§ **PROBLEM TO WORK ON**
List all lines of the data that include the string "current".

§ **INFORMATION SHOWN**
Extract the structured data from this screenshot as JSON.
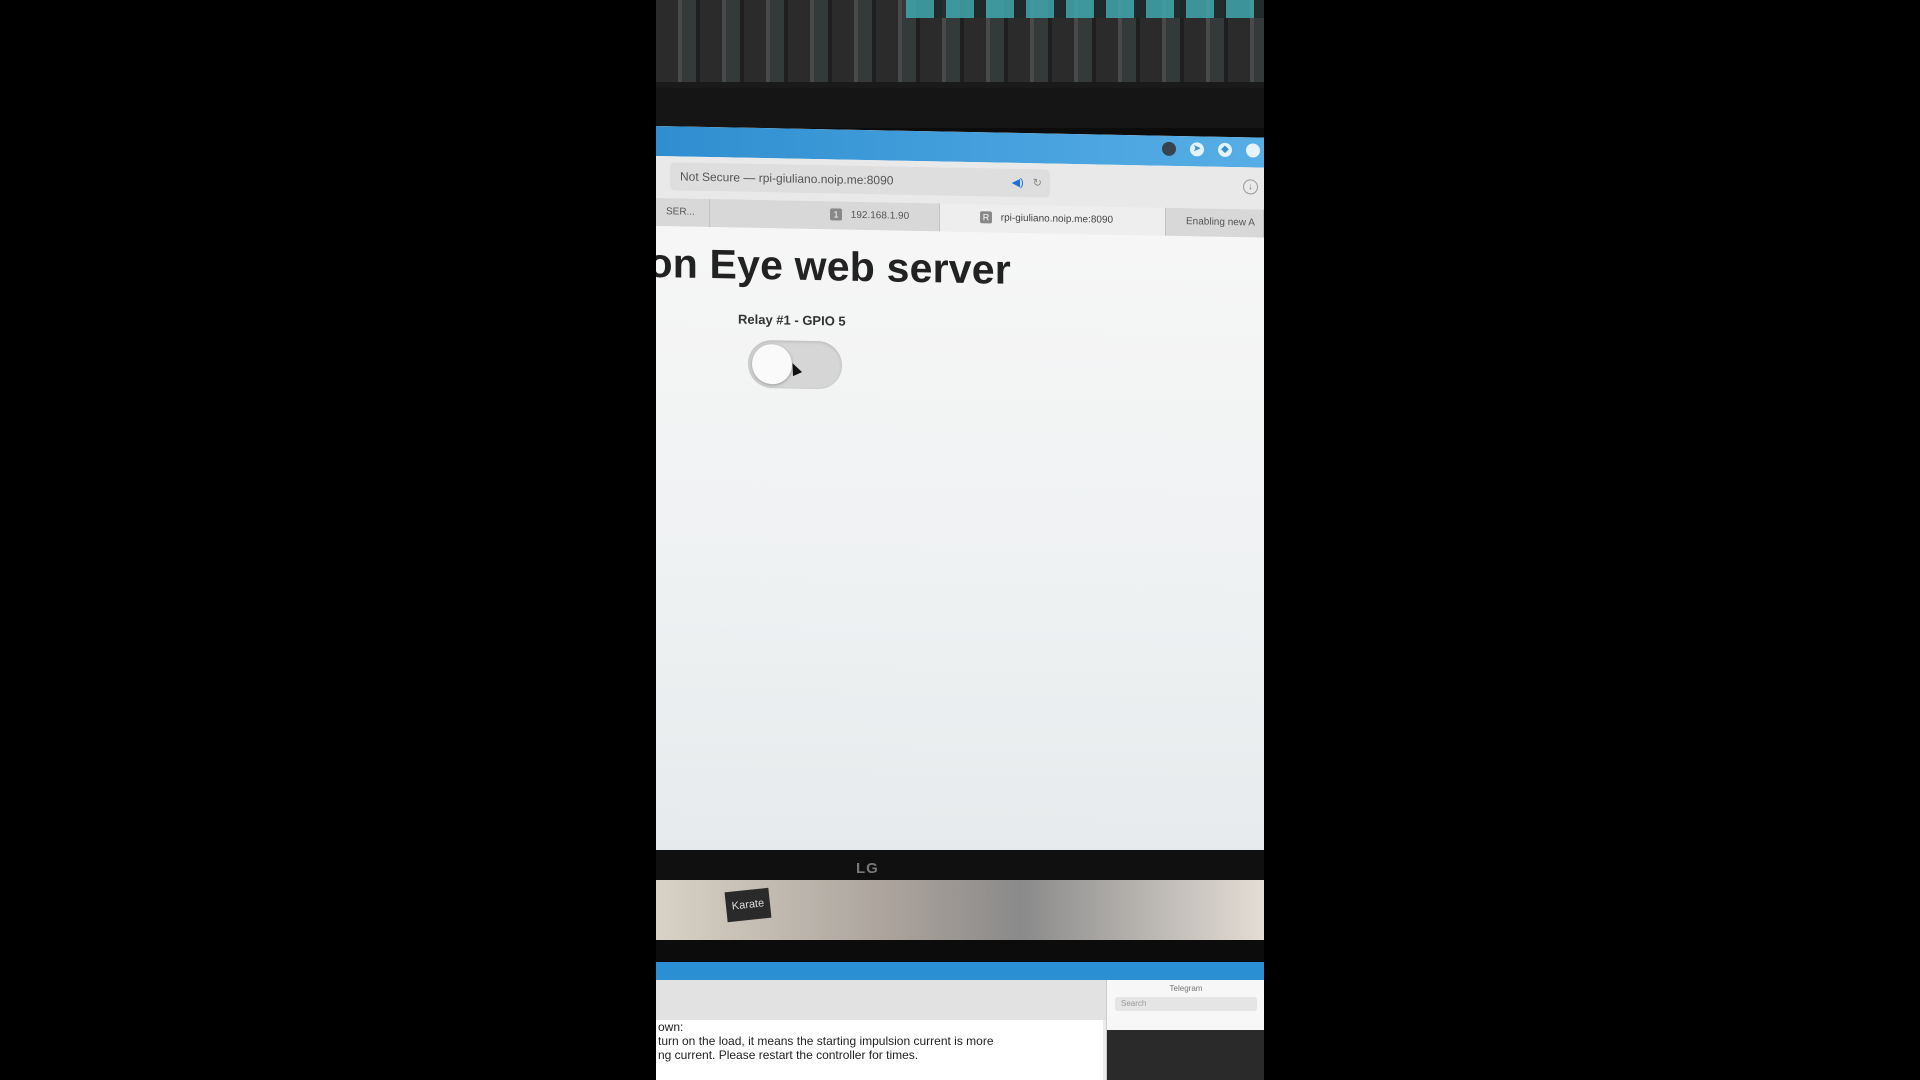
{
  "browser": {
    "address_bar": "Not Secure — rpi-giuliano.noip.me:8090",
    "tabs": [
      {
        "label": "SER...",
        "favicon": ""
      },
      {
        "label": "192.168.1.90",
        "favicon": "1"
      },
      {
        "label": "rpi-giuliano.noip.me:8090",
        "favicon": "R"
      },
      {
        "label": "Enabling new A",
        "favicon": ""
      }
    ]
  },
  "page": {
    "title": "tion Eye web server",
    "relay_label": "Relay #1 - GPIO 5",
    "relay_state": "off"
  },
  "monitor": {
    "brand": "LG"
  },
  "desk": {
    "box_label": "Karate"
  },
  "laptop": {
    "doc_lines": [
      "own:",
      "turn on the load, it means the starting impulsion current is more",
      "ng current. Please restart the controller for times."
    ],
    "telegram_title": "Telegram",
    "search_placeholder": "Search"
  },
  "colors": {
    "menubar": "#2f8ed0",
    "toggle_off": "#d6d6d6"
  }
}
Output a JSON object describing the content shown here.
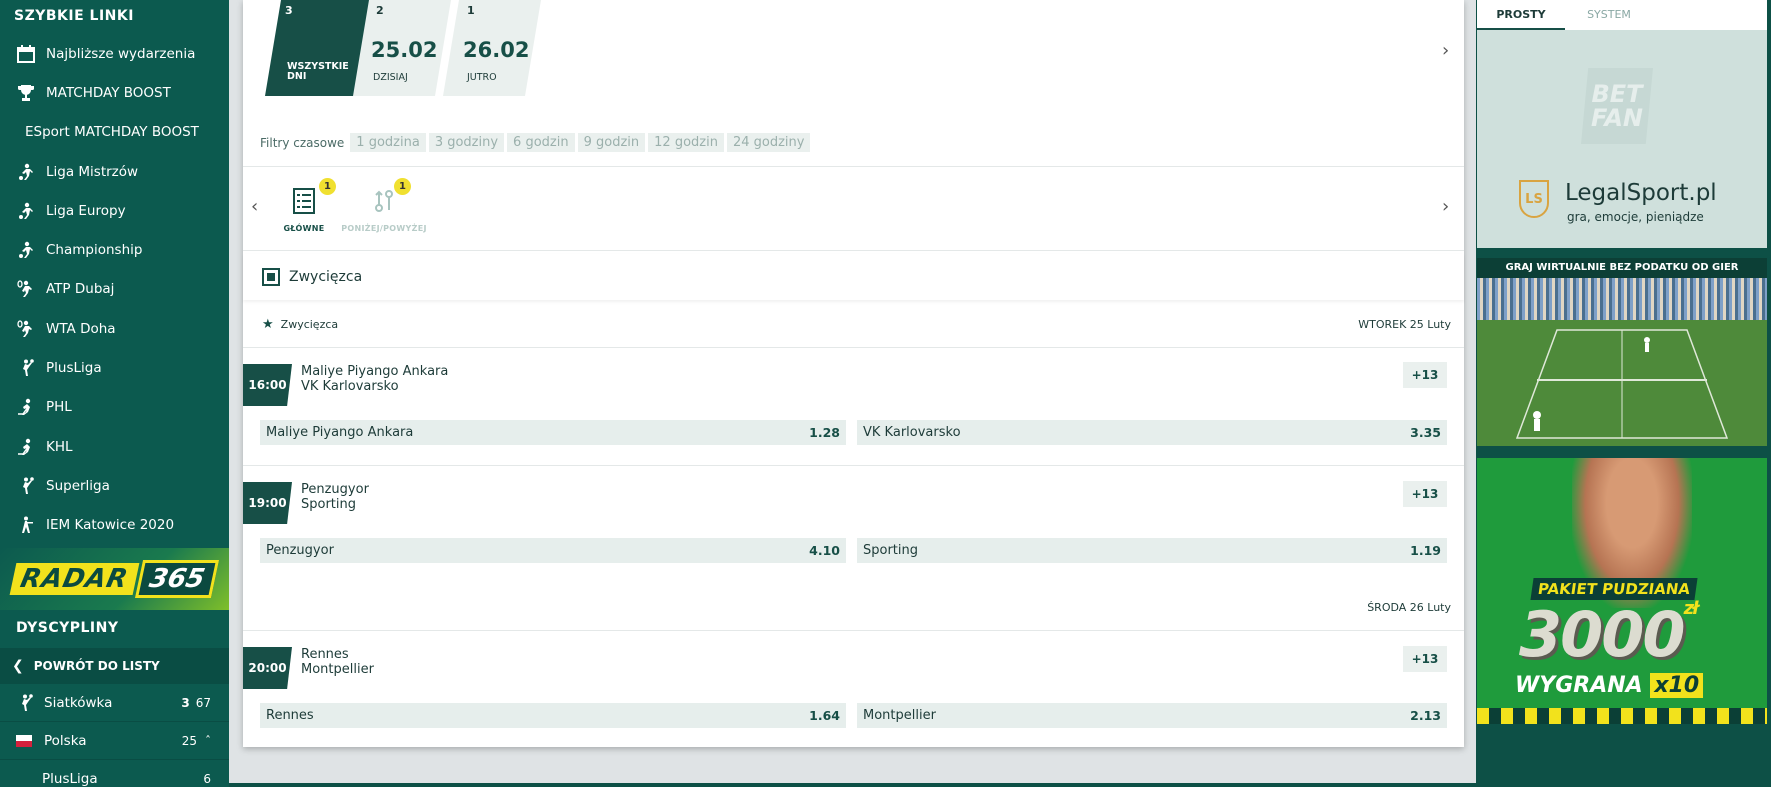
{
  "sidebar": {
    "quick_links_title": "SZYBKIE LINKI",
    "items": [
      {
        "label": "Najbliższe wydarzenia",
        "icon": "calendar-icon"
      },
      {
        "label": "MATCHDAY BOOST",
        "icon": "trophy-icon"
      },
      {
        "label": "ESport MATCHDAY BOOST",
        "icon": ""
      },
      {
        "label": "Liga Mistrzów",
        "icon": "soccer-player-icon"
      },
      {
        "label": "Liga Europy",
        "icon": "soccer-player-icon"
      },
      {
        "label": "Championship",
        "icon": "soccer-player-icon"
      },
      {
        "label": "ATP Dubaj",
        "icon": "tennis-player-icon"
      },
      {
        "label": "WTA Doha",
        "icon": "tennis-player-icon"
      },
      {
        "label": "PlusLiga",
        "icon": "volleyball-player-icon"
      },
      {
        "label": "PHL",
        "icon": "hockey-player-icon"
      },
      {
        "label": "KHL",
        "icon": "hockey-player-icon"
      },
      {
        "label": "Superliga",
        "icon": "volleyball-player-icon"
      },
      {
        "label": "IEM Katowice 2020",
        "icon": "esport-player-icon"
      }
    ],
    "radar_a": "RADAR",
    "radar_b": "365",
    "disciplines_title": "DYSCYPLINY",
    "back_label": "POWRÓT DO LISTY",
    "disciplines": [
      {
        "label": "Siatkówka",
        "live": "3",
        "count": "67"
      },
      {
        "label": "Polska",
        "count": "25"
      },
      {
        "label": "PlusLiga",
        "count": "6"
      }
    ]
  },
  "days": [
    {
      "num": "3",
      "label": "WSZYSTKIE DNI",
      "active": true
    },
    {
      "num": "2",
      "date": "25.02",
      "label": "DZISIAJ"
    },
    {
      "num": "1",
      "date": "26.02",
      "label": "JUTRO"
    }
  ],
  "filters": {
    "label": "Filtry czasowe",
    "chips": [
      "1 godzina",
      "3 godziny",
      "6 godzin",
      "9 godzin",
      "12 godzin",
      "24 godziny"
    ]
  },
  "market_tabs": [
    {
      "label": "GŁÓWNE",
      "badge": "1",
      "active": true
    },
    {
      "label": "PONIŻEJ/POWYŻEJ",
      "badge": "1",
      "active": false
    }
  ],
  "market_title": "Zwycięzca",
  "section_label": "Zwycięzca",
  "dates": [
    "WTOREK 25 Luty",
    "ŚRODA 26 Luty"
  ],
  "events": [
    {
      "time": "16:00",
      "home": "Maliye Piyango Ankara",
      "away": "VK Karlovarsko",
      "more": "+13",
      "odd_home": "1.28",
      "odd_away": "3.35"
    },
    {
      "time": "19:00",
      "home": "Penzugyor",
      "away": "Sporting",
      "more": "+13",
      "odd_home": "4.10",
      "odd_away": "1.19"
    },
    {
      "time": "20:00",
      "home": "Rennes",
      "away": "Montpellier",
      "more": "+13",
      "odd_home": "1.64",
      "odd_away": "2.13"
    }
  ],
  "betslip": {
    "tab_simple": "PROSTY",
    "tab_system": "SYSTEM"
  },
  "ads": {
    "betfan_logo_line1": "BET",
    "betfan_logo_line2": "FAN",
    "legalsport_badge": "LS",
    "legalsport_name": "LegalSport.pl",
    "legalsport_tagline": "gra, emocje, pieniądze",
    "virtual_banner": "GRAJ WIRTUALNIE BEZ PODATKU OD GIER",
    "promo_line1": "PAKIET PUDZIANA",
    "promo_amount": "3000",
    "promo_currency": "zł",
    "promo_line2": "WYGRANA",
    "promo_mult": "x10"
  },
  "colors": {
    "brand_dark": "#0c5a4f",
    "accent_yellow": "#f2e21c",
    "odds_bg": "#e6eeec"
  }
}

§ **OUTPUT FOR THIS EXERCISE**
      "turn on the load, it means the starting impulsion current is more",
      "ng current. Please restart the controller for times."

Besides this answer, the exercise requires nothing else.